#### TASK OBJECTIVE:
With the pictures omitted, write out the entries that follow exactly as they stand.

Data entries:
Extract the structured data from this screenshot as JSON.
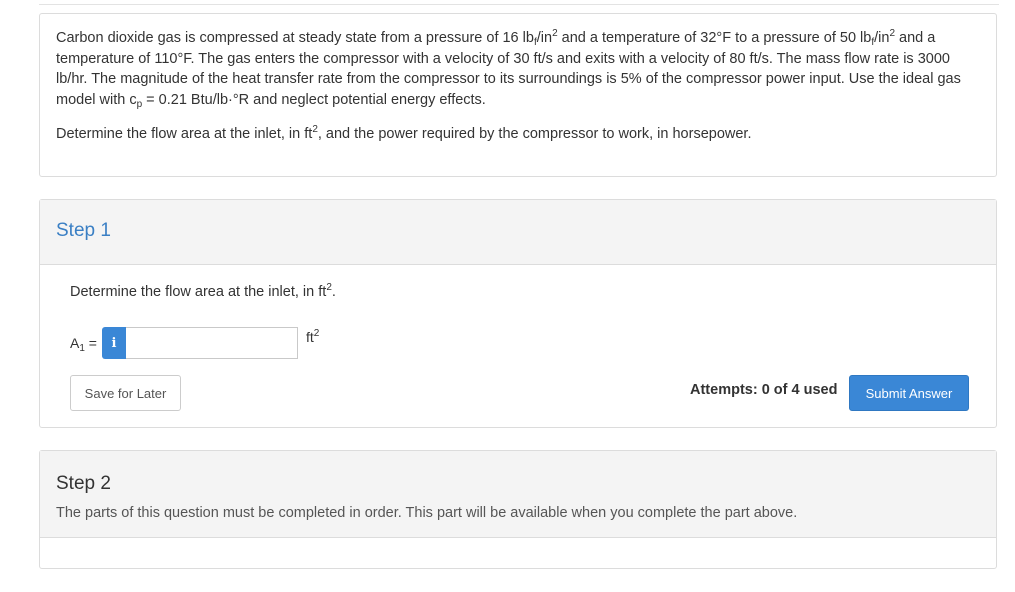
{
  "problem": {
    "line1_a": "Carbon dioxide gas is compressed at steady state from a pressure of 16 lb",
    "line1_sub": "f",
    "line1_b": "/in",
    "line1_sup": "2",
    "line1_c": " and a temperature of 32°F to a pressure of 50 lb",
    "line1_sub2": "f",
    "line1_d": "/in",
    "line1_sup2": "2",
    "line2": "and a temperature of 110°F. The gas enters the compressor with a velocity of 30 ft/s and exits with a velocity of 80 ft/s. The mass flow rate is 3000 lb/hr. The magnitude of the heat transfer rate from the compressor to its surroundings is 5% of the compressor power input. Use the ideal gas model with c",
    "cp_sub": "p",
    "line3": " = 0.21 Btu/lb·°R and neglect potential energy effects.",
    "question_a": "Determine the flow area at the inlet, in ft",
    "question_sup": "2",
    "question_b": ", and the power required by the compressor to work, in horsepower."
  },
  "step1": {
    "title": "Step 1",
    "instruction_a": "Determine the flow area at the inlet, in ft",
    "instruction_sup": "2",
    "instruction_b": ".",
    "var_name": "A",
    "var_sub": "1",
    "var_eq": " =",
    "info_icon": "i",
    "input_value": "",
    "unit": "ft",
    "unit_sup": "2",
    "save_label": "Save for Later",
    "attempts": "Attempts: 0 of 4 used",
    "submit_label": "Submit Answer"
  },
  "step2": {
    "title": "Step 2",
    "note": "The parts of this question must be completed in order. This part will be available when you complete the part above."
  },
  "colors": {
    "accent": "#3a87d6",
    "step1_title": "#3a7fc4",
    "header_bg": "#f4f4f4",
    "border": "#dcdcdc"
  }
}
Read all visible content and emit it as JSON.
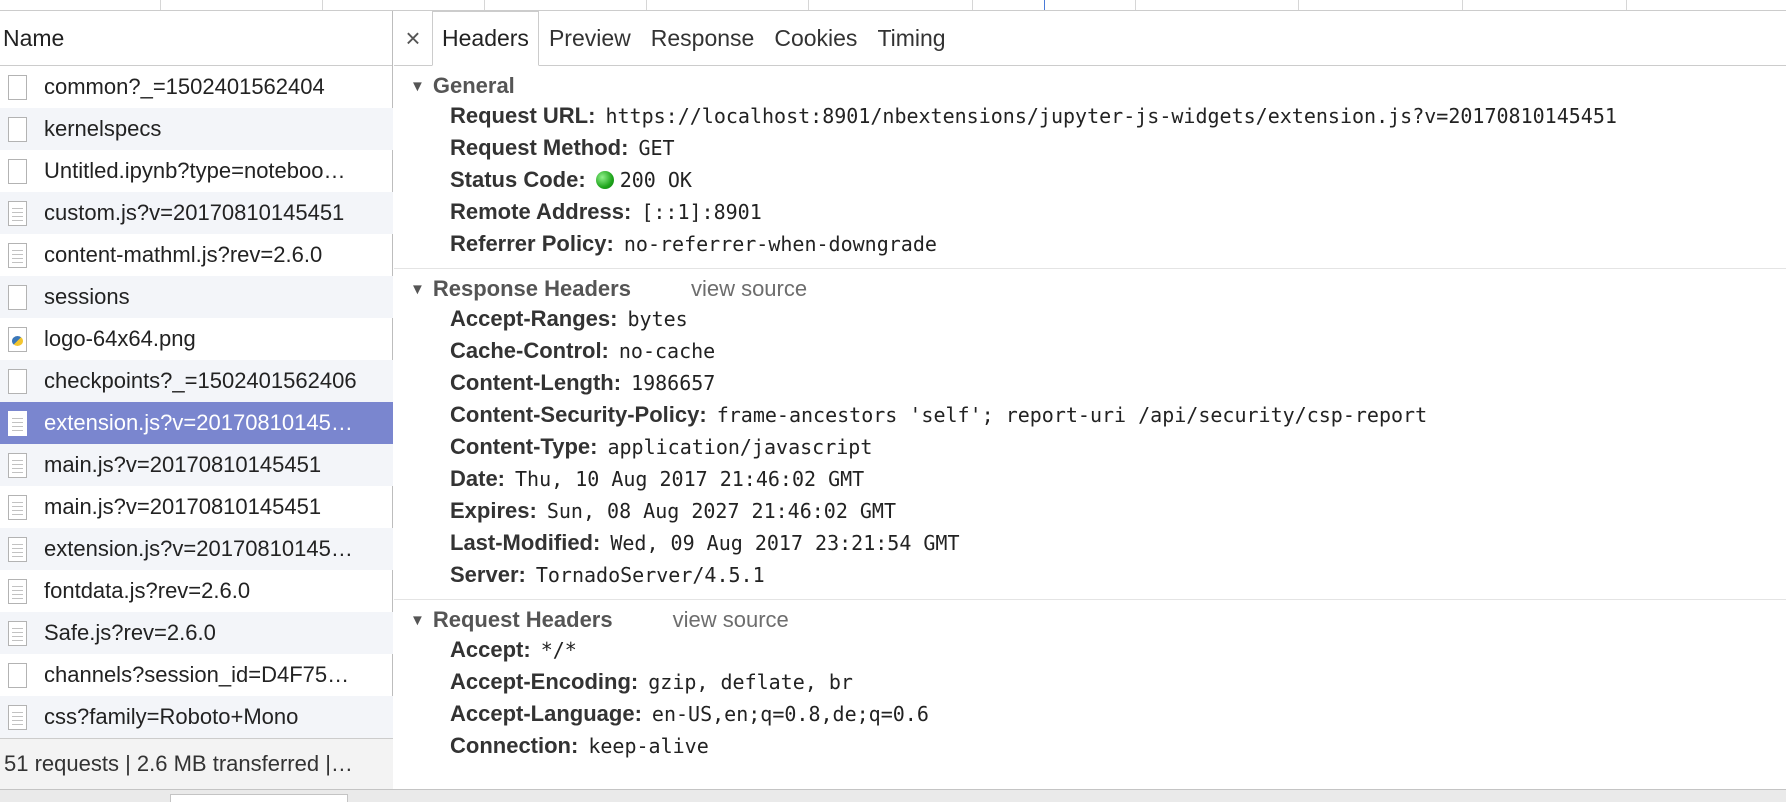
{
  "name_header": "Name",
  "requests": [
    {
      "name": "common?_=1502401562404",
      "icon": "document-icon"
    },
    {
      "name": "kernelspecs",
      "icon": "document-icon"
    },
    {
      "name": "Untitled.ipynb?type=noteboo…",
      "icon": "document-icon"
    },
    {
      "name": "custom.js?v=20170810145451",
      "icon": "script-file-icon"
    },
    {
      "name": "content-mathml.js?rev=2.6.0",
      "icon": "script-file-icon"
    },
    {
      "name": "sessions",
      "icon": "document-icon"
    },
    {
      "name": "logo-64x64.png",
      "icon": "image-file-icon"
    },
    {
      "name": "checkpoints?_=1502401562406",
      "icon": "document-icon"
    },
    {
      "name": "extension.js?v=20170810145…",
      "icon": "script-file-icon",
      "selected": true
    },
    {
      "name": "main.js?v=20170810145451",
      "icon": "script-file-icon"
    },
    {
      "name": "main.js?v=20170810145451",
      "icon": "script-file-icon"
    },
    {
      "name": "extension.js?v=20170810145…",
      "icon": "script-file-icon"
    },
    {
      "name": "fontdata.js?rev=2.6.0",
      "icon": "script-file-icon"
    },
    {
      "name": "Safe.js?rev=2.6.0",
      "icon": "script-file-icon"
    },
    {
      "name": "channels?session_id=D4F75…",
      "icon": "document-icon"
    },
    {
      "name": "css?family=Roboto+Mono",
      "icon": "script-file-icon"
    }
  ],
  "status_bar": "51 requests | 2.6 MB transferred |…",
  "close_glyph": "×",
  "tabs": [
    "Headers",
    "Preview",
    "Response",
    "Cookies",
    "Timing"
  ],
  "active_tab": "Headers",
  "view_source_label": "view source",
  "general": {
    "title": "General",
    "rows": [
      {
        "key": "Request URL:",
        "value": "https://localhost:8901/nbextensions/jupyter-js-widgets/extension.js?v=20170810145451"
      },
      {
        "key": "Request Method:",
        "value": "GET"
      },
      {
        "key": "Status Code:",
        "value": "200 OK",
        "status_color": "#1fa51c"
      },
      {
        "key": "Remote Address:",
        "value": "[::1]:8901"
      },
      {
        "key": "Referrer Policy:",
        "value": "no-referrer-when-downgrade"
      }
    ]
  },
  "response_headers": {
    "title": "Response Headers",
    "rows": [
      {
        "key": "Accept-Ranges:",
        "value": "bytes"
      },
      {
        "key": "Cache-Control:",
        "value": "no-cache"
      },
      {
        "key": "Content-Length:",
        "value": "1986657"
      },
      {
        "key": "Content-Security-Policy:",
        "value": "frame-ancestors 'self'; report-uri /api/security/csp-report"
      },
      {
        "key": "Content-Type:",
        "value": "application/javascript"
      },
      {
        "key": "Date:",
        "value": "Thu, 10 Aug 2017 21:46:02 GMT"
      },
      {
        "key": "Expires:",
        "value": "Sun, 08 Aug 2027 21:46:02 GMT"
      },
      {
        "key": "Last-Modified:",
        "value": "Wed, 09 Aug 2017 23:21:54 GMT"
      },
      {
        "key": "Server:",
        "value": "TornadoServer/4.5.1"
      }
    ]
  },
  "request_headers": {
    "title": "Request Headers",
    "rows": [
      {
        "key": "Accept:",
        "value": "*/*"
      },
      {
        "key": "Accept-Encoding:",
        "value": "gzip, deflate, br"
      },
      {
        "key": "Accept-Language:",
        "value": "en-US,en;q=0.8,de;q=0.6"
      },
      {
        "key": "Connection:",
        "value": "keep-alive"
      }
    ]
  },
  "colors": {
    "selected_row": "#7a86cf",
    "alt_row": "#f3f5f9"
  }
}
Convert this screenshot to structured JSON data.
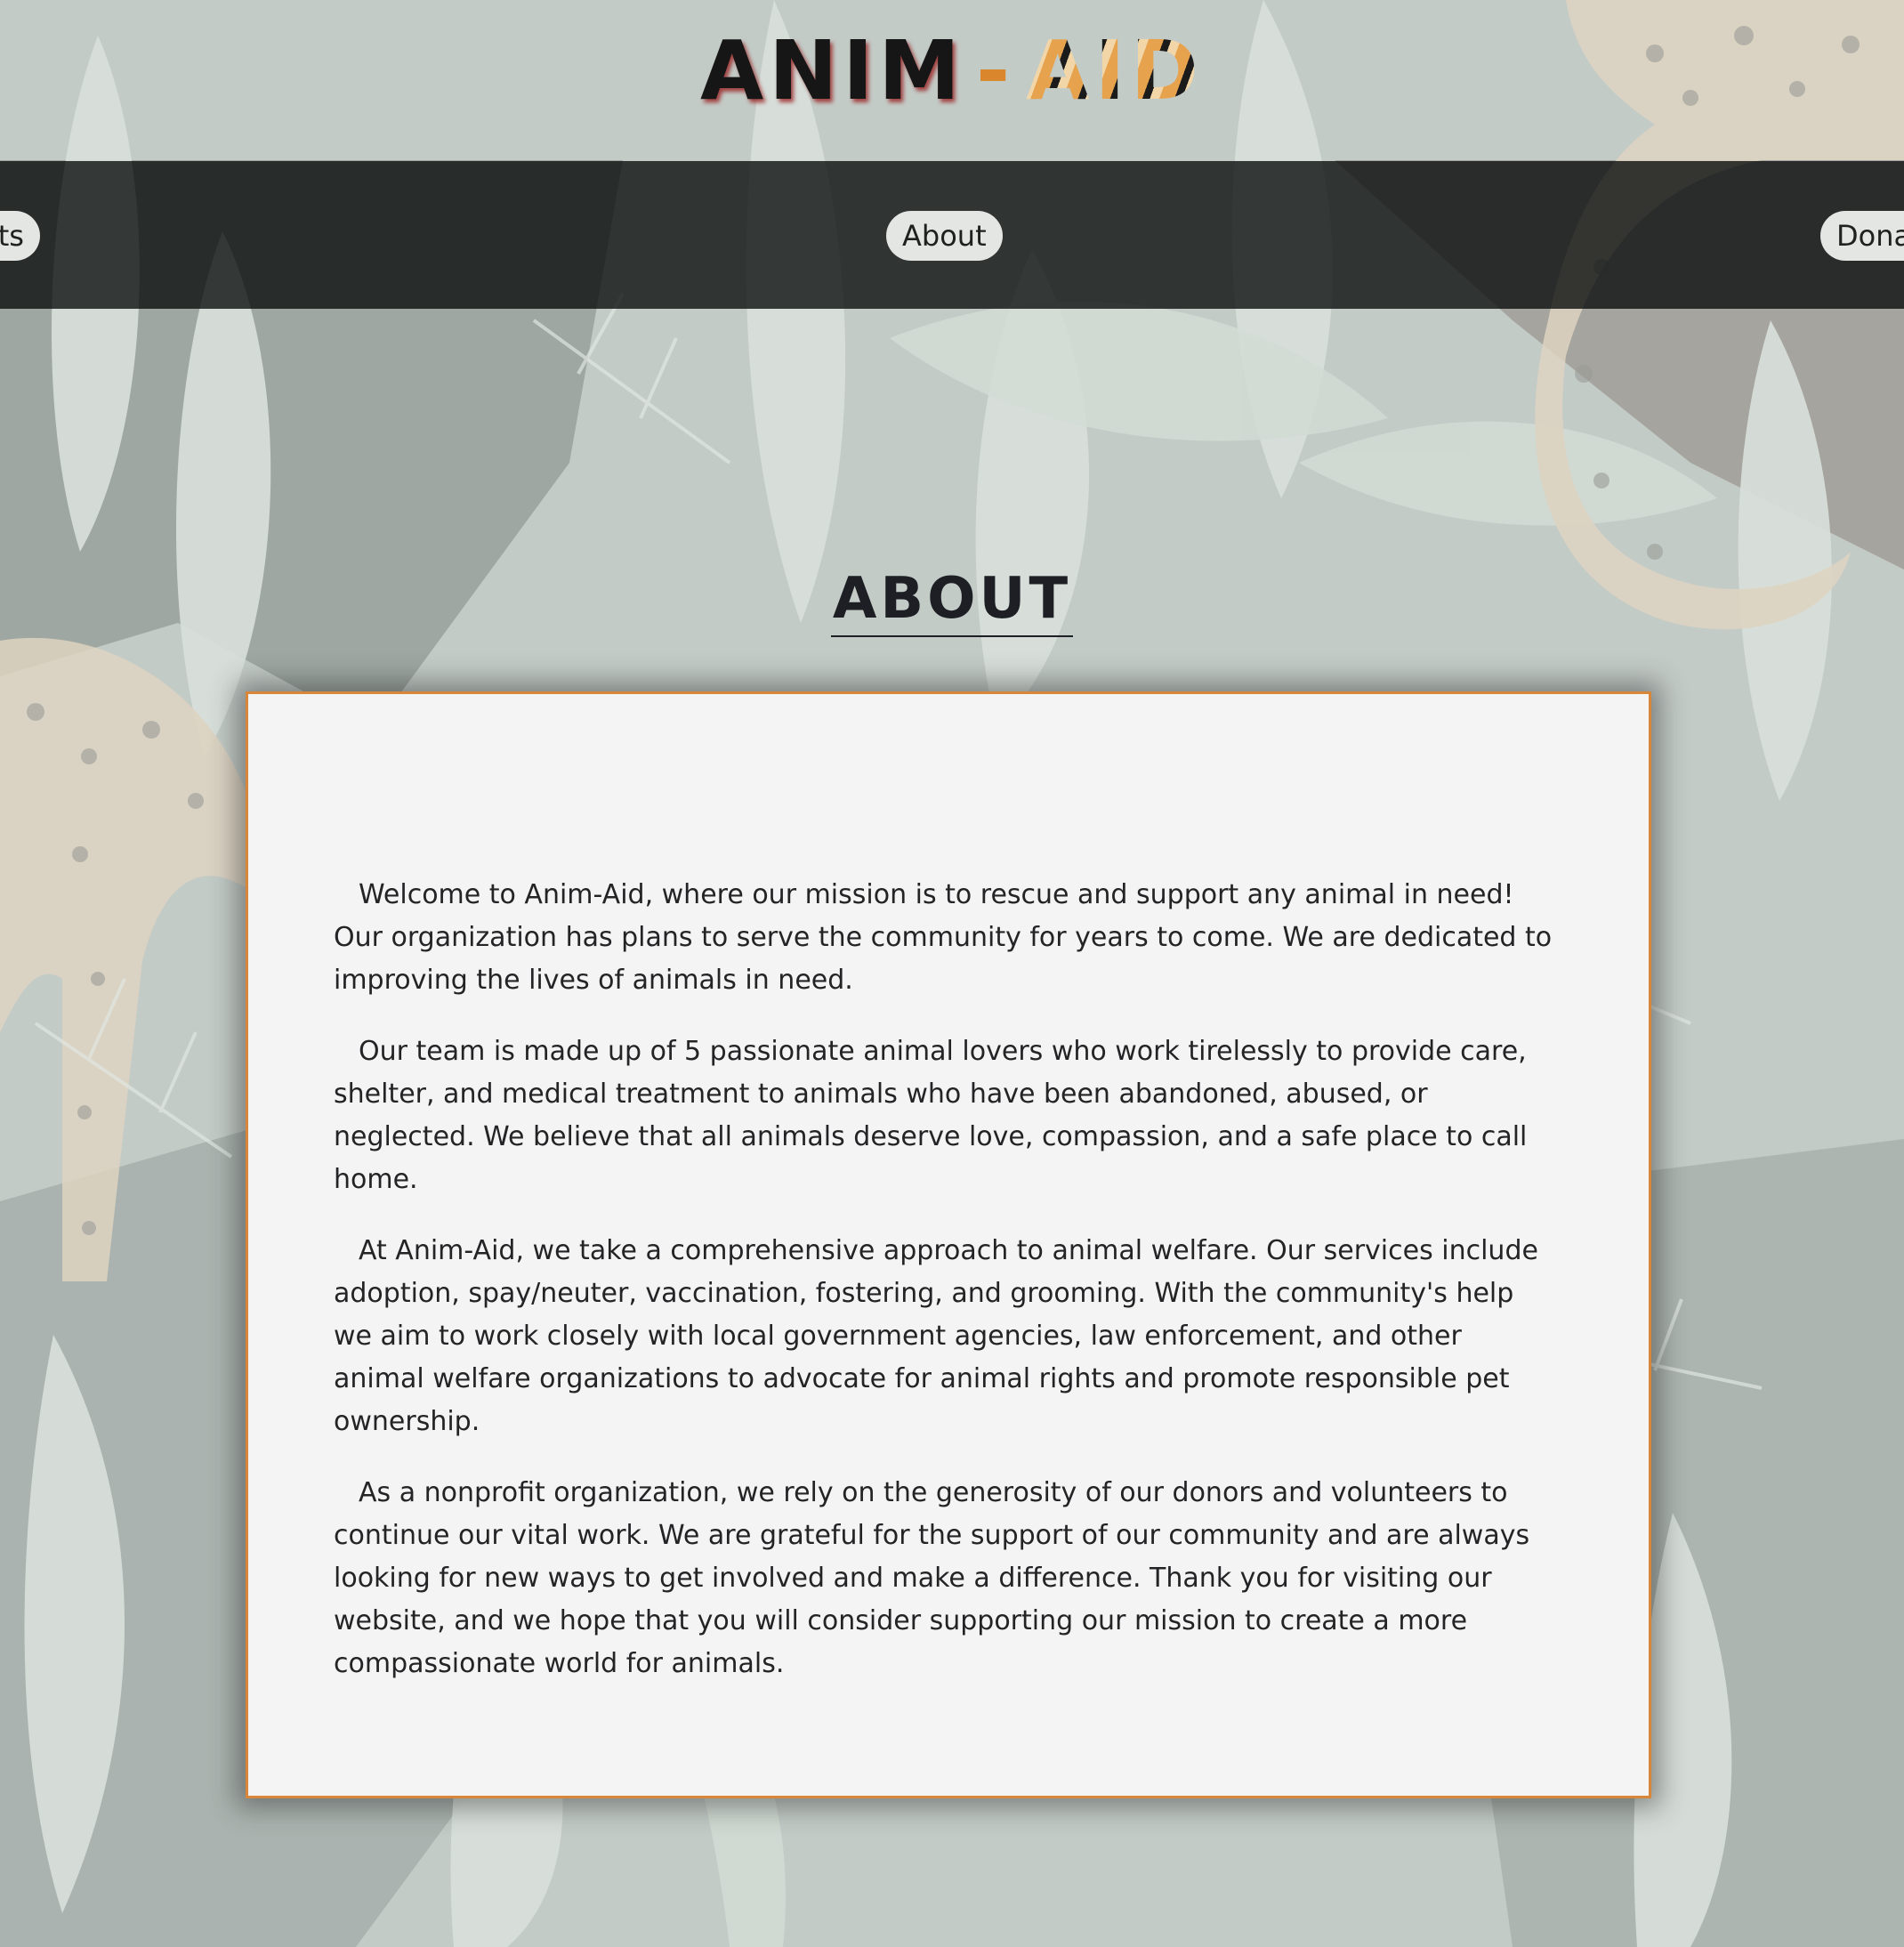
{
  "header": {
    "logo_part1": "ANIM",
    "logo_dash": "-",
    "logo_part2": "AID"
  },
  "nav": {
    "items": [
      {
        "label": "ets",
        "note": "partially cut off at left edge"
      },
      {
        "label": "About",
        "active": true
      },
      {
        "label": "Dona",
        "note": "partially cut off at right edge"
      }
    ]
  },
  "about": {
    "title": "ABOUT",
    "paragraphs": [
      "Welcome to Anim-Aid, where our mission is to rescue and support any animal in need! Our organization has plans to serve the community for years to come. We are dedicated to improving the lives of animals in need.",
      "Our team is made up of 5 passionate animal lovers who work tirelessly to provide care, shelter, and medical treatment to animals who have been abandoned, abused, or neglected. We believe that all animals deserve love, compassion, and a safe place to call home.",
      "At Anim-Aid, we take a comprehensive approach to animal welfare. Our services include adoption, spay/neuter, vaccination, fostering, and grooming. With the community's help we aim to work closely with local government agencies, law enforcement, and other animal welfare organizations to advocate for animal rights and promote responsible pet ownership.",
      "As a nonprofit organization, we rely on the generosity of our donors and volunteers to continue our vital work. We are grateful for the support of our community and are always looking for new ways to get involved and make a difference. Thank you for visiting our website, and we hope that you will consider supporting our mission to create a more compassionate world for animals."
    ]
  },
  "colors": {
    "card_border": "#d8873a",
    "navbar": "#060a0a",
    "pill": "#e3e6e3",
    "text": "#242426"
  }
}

#### OUTPUT BELOW:
Extract the structured data from this screenshot as JSON.
{
  "problem": {
    "line1_a": "Carbon dioxide gas is compressed at steady state from a pressure of 16 lb",
    "line1_sub": "f",
    "line1_b": "/in",
    "line1_sup": "2",
    "line1_c": " and a temperature of 32°F to a pressure of 50 lb",
    "line1_sub2": "f",
    "line1_d": "/in",
    "line1_sup2": "2",
    "line2": "and a temperature of 110°F. The gas enters the compressor with a velocity of 30 ft/s and exits with a velocity of 80 ft/s. The mass flow rate is 3000 lb/hr. The magnitude of the heat transfer rate from the compressor to its surroundings is 5% of the compressor power input. Use the ideal gas model with c",
    "cp_sub": "p",
    "line3": " = 0.21 Btu/lb·°R and neglect potential energy effects.",
    "question_a": "Determine the flow area at the inlet, in ft",
    "question_sup": "2",
    "question_b": ", and the power required by the compressor to work, in horsepower."
  },
  "step1": {
    "title": "Step 1",
    "instruction_a": "Determine the flow area at the inlet, in ft",
    "instruction_sup": "2",
    "instruction_b": ".",
    "var_name": "A",
    "var_sub": "1",
    "var_eq": " =",
    "info_icon": "i",
    "input_value": "",
    "unit": "ft",
    "unit_sup": "2",
    "save_label": "Save for Later",
    "attempts": "Attempts: 0 of 4 used",
    "submit_label": "Submit Answer"
  },
  "step2": {
    "title": "Step 2",
    "note": "The parts of this question must be completed in order. This part will be available when you complete the part above."
  },
  "colors": {
    "accent": "#3a87d6",
    "step1_title": "#3a7fc4",
    "header_bg": "#f4f4f4",
    "border": "#dcdcdc"
  }
}
Read all visible content and emit it as JSON.
{
  "name_header": "Name",
  "requests": [
    {
      "name": "common?_=1502401562404",
      "icon": "document-icon"
    },
    {
      "name": "kernelspecs",
      "icon": "document-icon"
    },
    {
      "name": "Untitled.ipynb?type=noteboo…",
      "icon": "document-icon"
    },
    {
      "name": "custom.js?v=20170810145451",
      "icon": "script-file-icon"
    },
    {
      "name": "content-mathml.js?rev=2.6.0",
      "icon": "script-file-icon"
    },
    {
      "name": "sessions",
      "icon": "document-icon"
    },
    {
      "name": "logo-64x64.png",
      "icon": "image-file-icon"
    },
    {
      "name": "checkpoints?_=1502401562406",
      "icon": "document-icon"
    },
    {
      "name": "extension.js?v=20170810145…",
      "icon": "script-file-icon",
      "selected": true
    },
    {
      "name": "main.js?v=20170810145451",
      "icon": "script-file-icon"
    },
    {
      "name": "main.js?v=20170810145451",
      "icon": "script-file-icon"
    },
    {
      "name": "extension.js?v=20170810145…",
      "icon": "script-file-icon"
    },
    {
      "name": "fontdata.js?rev=2.6.0",
      "icon": "script-file-icon"
    },
    {
      "name": "Safe.js?rev=2.6.0",
      "icon": "script-file-icon"
    },
    {
      "name": "channels?session_id=D4F75…",
      "icon": "document-icon"
    },
    {
      "name": "css?family=Roboto+Mono",
      "icon": "script-file-icon"
    }
  ],
  "status_bar": "51 requests | 2.6 MB transferred |…",
  "close_glyph": "×",
  "tabs": [
    "Headers",
    "Preview",
    "Response",
    "Cookies",
    "Timing"
  ],
  "active_tab": "Headers",
  "view_source_label": "view source",
  "general": {
    "title": "General",
    "rows": [
      {
        "key": "Request URL:",
        "value": "https://localhost:8901/nbextensions/jupyter-js-widgets/extension.js?v=20170810145451"
      },
      {
        "key": "Request Method:",
        "value": "GET"
      },
      {
        "key": "Status Code:",
        "value": "200 OK",
        "status_color": "#1fa51c"
      },
      {
        "key": "Remote Address:",
        "value": "[::1]:8901"
      },
      {
        "key": "Referrer Policy:",
        "value": "no-referrer-when-downgrade"
      }
    ]
  },
  "response_headers": {
    "title": "Response Headers",
    "rows": [
      {
        "key": "Accept-Ranges:",
        "value": "bytes"
      },
      {
        "key": "Cache-Control:",
        "value": "no-cache"
      },
      {
        "key": "Content-Length:",
        "value": "1986657"
      },
      {
        "key": "Content-Security-Policy:",
        "value": "frame-ancestors 'self'; report-uri /api/security/csp-report"
      },
      {
        "key": "Content-Type:",
        "value": "application/javascript"
      },
      {
        "key": "Date:",
        "value": "Thu, 10 Aug 2017 21:46:02 GMT"
      },
      {
        "key": "Expires:",
        "value": "Sun, 08 Aug 2027 21:46:02 GMT"
      },
      {
        "key": "Last-Modified:",
        "value": "Wed, 09 Aug 2017 23:21:54 GMT"
      },
      {
        "key": "Server:",
        "value": "TornadoServer/4.5.1"
      }
    ]
  },
  "request_headers": {
    "title": "Request Headers",
    "rows": [
      {
        "key": "Accept:",
        "value": "*/*"
      },
      {
        "key": "Accept-Encoding:",
        "value": "gzip, deflate, br"
      },
      {
        "key": "Accept-Language:",
        "value": "en-US,en;q=0.8,de;q=0.6"
      },
      {
        "key": "Connection:",
        "value": "keep-alive"
      }
    ]
  },
  "colors": {
    "selected_row": "#7a86cf",
    "alt_row": "#f3f5f9"
  }
}
Convert this screenshot to structured JSON data.
{
  "header": {
    "logo_part1": "ANIM",
    "logo_dash": "-",
    "logo_part2": "AID"
  },
  "nav": {
    "items": [
      {
        "label": "ets",
        "note": "partially cut off at left edge"
      },
      {
        "label": "About",
        "active": true
      },
      {
        "label": "Dona",
        "note": "partially cut off at right edge"
      }
    ]
  },
  "about": {
    "title": "ABOUT",
    "paragraphs": [
      "Welcome to Anim-Aid, where our mission is to rescue and support any animal in need! Our organization has plans to serve the community for years to come. We are dedicated to improving the lives of animals in need.",
      "Our team is made up of 5 passionate animal lovers who work tirelessly to provide care, shelter, and medical treatment to animals who have been abandoned, abused, or neglected. We believe that all animals deserve love, compassion, and a safe place to call home.",
      "At Anim-Aid, we take a comprehensive approach to animal welfare. Our services include adoption, spay/neuter, vaccination, fostering, and grooming. With the community's help we aim to work closely with local government agencies, law enforcement, and other animal welfare organizations to advocate for animal rights and promote responsible pet ownership.",
      "As a nonprofit organization, we rely on the generosity of our donors and volunteers to continue our vital work. We are grateful for the support of our community and are always looking for new ways to get involved and make a difference. Thank you for visiting our website, and we hope that you will consider supporting our mission to create a more compassionate world for animals."
    ]
  },
  "colors": {
    "card_border": "#d8873a",
    "navbar": "#060a0a",
    "pill": "#e3e6e3",
    "text": "#242426"
  }
}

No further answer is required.